* START INPUT DATA *

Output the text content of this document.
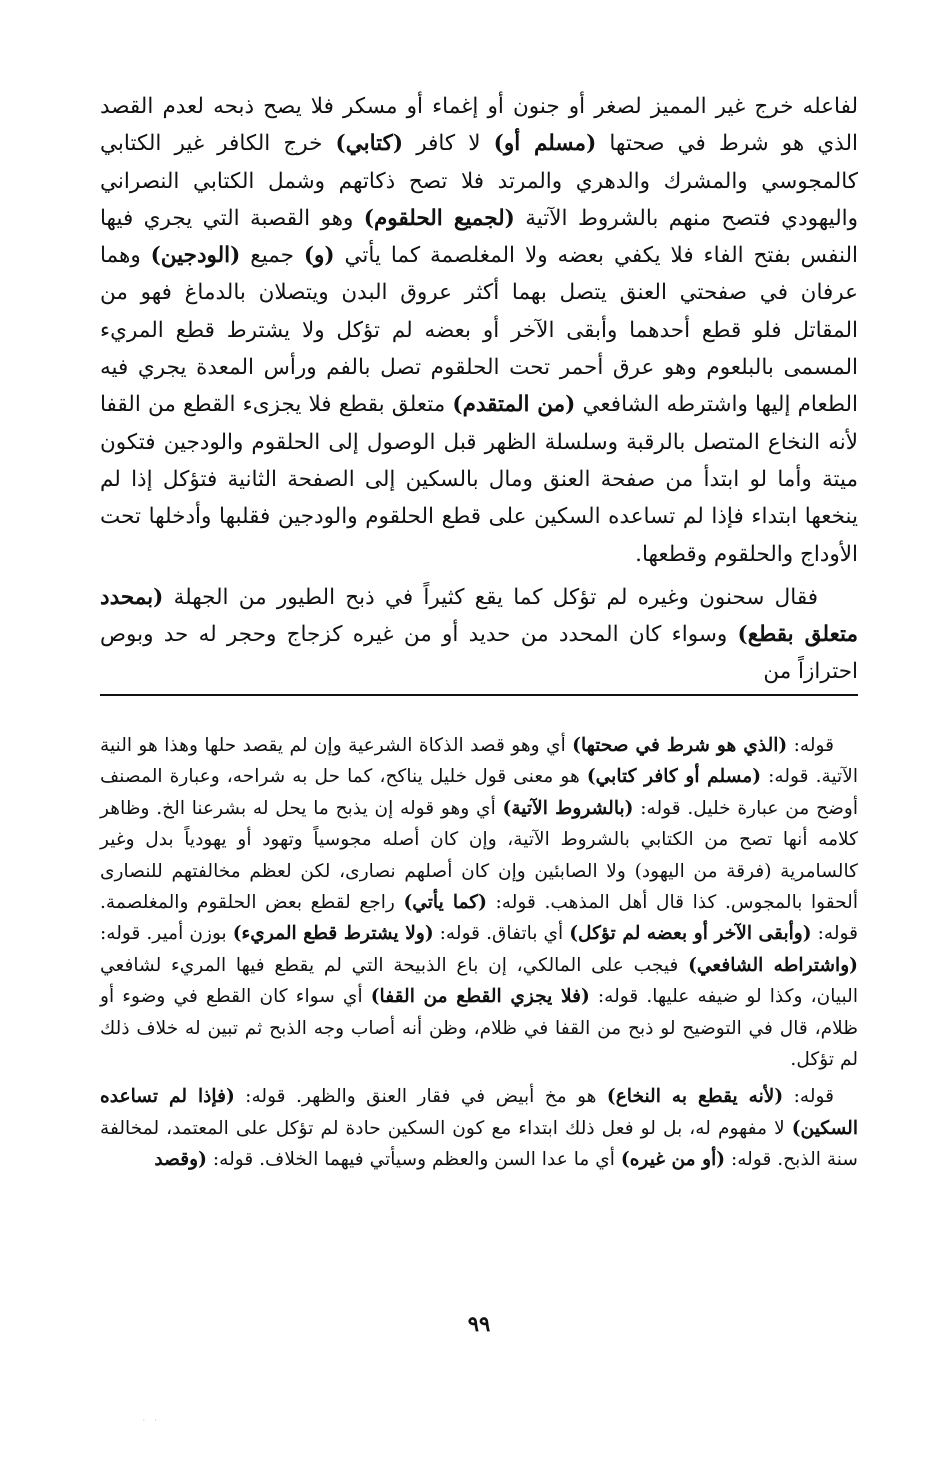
لفاعله خرج غير المميز لصغر أو جنون أو إغماء أو مسكر فلا يصح ذبحه لعدم القصد الذي هو شرط في صحتها (مسلم أو) لا كافر (كتابي) خرج الكافر غير الكتابي كالمجوسي والمشرك والدهري والمرتد فلا تصح ذكاتهم وشمل الكتابي النصراني واليهودي فتصح منهم بالشروط الآتية (لجميع الحلقوم) وهو القصبة التي يجري فيها النفس بفتح الفاء فلا يكفي بعضه ولا المغلصمة كما يأتي (و) جميع (الودجين) وهما عرفان في صفحتي العنق يتصل بهما أكثر عروق البدن ويتصلان بالدماغ فهو من المقاتل فلو قطع أحدهما وأبقى الآخر أو بعضه لم تؤكل ولا يشترط قطع المريء المسمى بالبلعوم وهو عرق أحمر تحت الحلقوم تصل بالفم ورأس المعدة يجري فيه الطعام إليها واشترطه الشافعي (من المتقدم) متعلق بقطع فلا يجزىء القطع من القفا لأنه النخاع المتصل بالرقبة وسلسلة الظهر قبل الوصول إلى الحلقوم والودجين فتكون ميتة وأما لو ابتدأ من صفحة العنق ومال بالسكين إلى الصفحة الثانية فتؤكل إذا لم ينخعها ابتداء فإذا لم تساعده السكين على قطع الحلقوم والودجين فقلبها وأدخلها تحت الأوداج والحلقوم وقطعها.

فقال سحنون وغيره لم تؤكل كما يقع كثيراً في ذبح الطيور من الجهلة (بمحدد متعلق بقطع) وسواء كان المحدد من حديد أو من غيره كزجاج وحجر له حد وبوص احترازاً من

قوله: (الذي هو شرط في صحتها) أي وهو قصد الذكاة الشرعية وإن لم يقصد حلها وهذا هو النية الآتية. قوله: (مسلم أو كافر كتابي) هو معنى قول خليل يناكح، كما حل به شراحه، وعبارة المصنف أوضح من عبارة خليل. قوله: (بالشروط الآتية) أي وهو قوله إن يذبح ما يحل له بشرعنا الخ. وظاهر كلامه أنها تصح من الكتابي بالشروط الآتية، وإن كان أصله مجوسياً وتهود أو يهودياً بدل وغير كالسامرية (فرقة من اليهود) ولا الصابئين وإن كان أصلهم نصارى، لكن لعظم مخالفتهم للنصارى ألحقوا بالمجوس. كذا قال أهل المذهب. قوله: (كما يأتي) راجع لقطع بعض الحلقوم والمغلصمة. قوله: (وأبقى الآخر أو بعضه لم تؤكل) أي باتفاق. قوله: (ولا يشترط قطع المريء) بوزن أمير. قوله: (واشتراطه الشافعي) فيجب على المالكي، إن باع الذبيحة التي لم يقطع فيها المريء لشافعي البيان، وكذا لو ضيفه عليها. قوله: (فلا يجزي القطع من القفا) أي سواء كان القطع في وضوء أو ظلام، قال في التوضيح لو ذبح من القفا في ظلام، وظن أنه أصاب وجه الذبح ثم تبين له خلاف ذلك لم تؤكل.

قوله: (لأنه يقطع به النخاع) هو مخ أبيض في فقار العنق والظهر. قوله: (فإذا لم تساعده السكين) لا مفهوم له، بل لو فعل ذلك ابتداء مع كون السكين حادة لم تؤكل على المعتمد، لمخالفة سنة الذبح. قوله: (أو من غيره) أي ما عدا السن والعظم وسيأتي فيهما الخلاف. قوله: (وقصد

٩٩
· ·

* END INPUT DATA *

TASK REQUIREMENTS.
Please set down each line of the data above exactly as written, without the pictures.

RESULT BELOW.
Output the text content of this document.
لفاعله خرج غير المميز لصغر أو جنون أو إغماء أو مسكر فلا يصح ذبحه لعدم القصد الذي هو شرط في صحتها (مسلم أو) لا كافر (كتابي) خرج الكافر غير الكتابي كالمجوسي والمشرك والدهري والمرتد فلا تصح ذكاتهم وشمل الكتابي النصراني واليهودي فتصح منهم بالشروط الآتية (لجميع الحلقوم) وهو القصبة التي يجري فيها النفس بفتح الفاء فلا يكفي بعضه ولا المغلصمة كما يأتي (و) جميع (الودجين) وهما عرفان في صفحتي العنق يتصل بهما أكثر عروق البدن ويتصلان بالدماغ فهو من المقاتل فلو قطع أحدهما وأبقى الآخر أو بعضه لم تؤكل ولا يشترط قطع المريء المسمى بالبلعوم وهو عرق أحمر تحت الحلقوم تصل بالفم ورأس المعدة يجري فيه الطعام إليها واشترطه الشافعي (من المتقدم) متعلق بقطع فلا يجزىء القطع من القفا لأنه النخاع المتصل بالرقبة وسلسلة الظهر قبل الوصول إلى الحلقوم والودجين فتكون ميتة وأما لو ابتدأ من صفحة العنق ومال بالسكين إلى الصفحة الثانية فتؤكل إذا لم ينخعها ابتداء فإذا لم تساعده السكين على قطع الحلقوم والودجين فقلبها وأدخلها تحت الأوداج والحلقوم وقطعها.

فقال سحنون وغيره لم تؤكل كما يقع كثيراً في ذبح الطيور من الجهلة (بمحدد متعلق بقطع) وسواء كان المحدد من حديد أو من غيره كزجاج وحجر له حد وبوص احترازاً من

قوله: (الذي هو شرط في صحتها) أي وهو قصد الذكاة الشرعية وإن لم يقصد حلها وهذا هو النية الآتية. قوله: (مسلم أو كافر كتابي) هو معنى قول خليل يناكح، كما حل به شراحه، وعبارة المصنف أوضح من عبارة خليل. قوله: (بالشروط الآتية) أي وهو قوله إن يذبح ما يحل له بشرعنا الخ. وظاهر كلامه أنها تصح من الكتابي بالشروط الآتية، وإن كان أصله مجوسياً وتهود أو يهودياً بدل وغير كالسامرية (فرقة من اليهود) ولا الصابئين وإن كان أصلهم نصارى، لكن لعظم مخالفتهم للنصارى ألحقوا بالمجوس. كذا قال أهل المذهب. قوله: (كما يأتي) راجع لقطع بعض الحلقوم والمغلصمة. قوله: (وأبقى الآخر أو بعضه لم تؤكل) أي باتفاق. قوله: (ولا يشترط قطع المريء) بوزن أمير. قوله: (واشتراطه الشافعي) فيجب على المالكي، إن باع الذبيحة التي لم يقطع فيها المريء لشافعي البيان، وكذا لو ضيفه عليها. قوله: (فلا يجزي القطع من القفا) أي سواء كان القطع في وضوء أو ظلام، قال في التوضيح لو ذبح من القفا في ظلام، وظن أنه أصاب وجه الذبح ثم تبين له خلاف ذلك لم تؤكل.

قوله: (لأنه يقطع به النخاع) هو مخ أبيض في فقار العنق والظهر. قوله: (فإذا لم تساعده السكين) لا مفهوم له، بل لو فعل ذلك ابتداء مع كون السكين حادة لم تؤكل على المعتمد، لمخالفة سنة الذبح. قوله: (أو من غيره) أي ما عدا السن والعظم وسيأتي فيهما الخلاف. قوله: (وقصد

٩٩
· ·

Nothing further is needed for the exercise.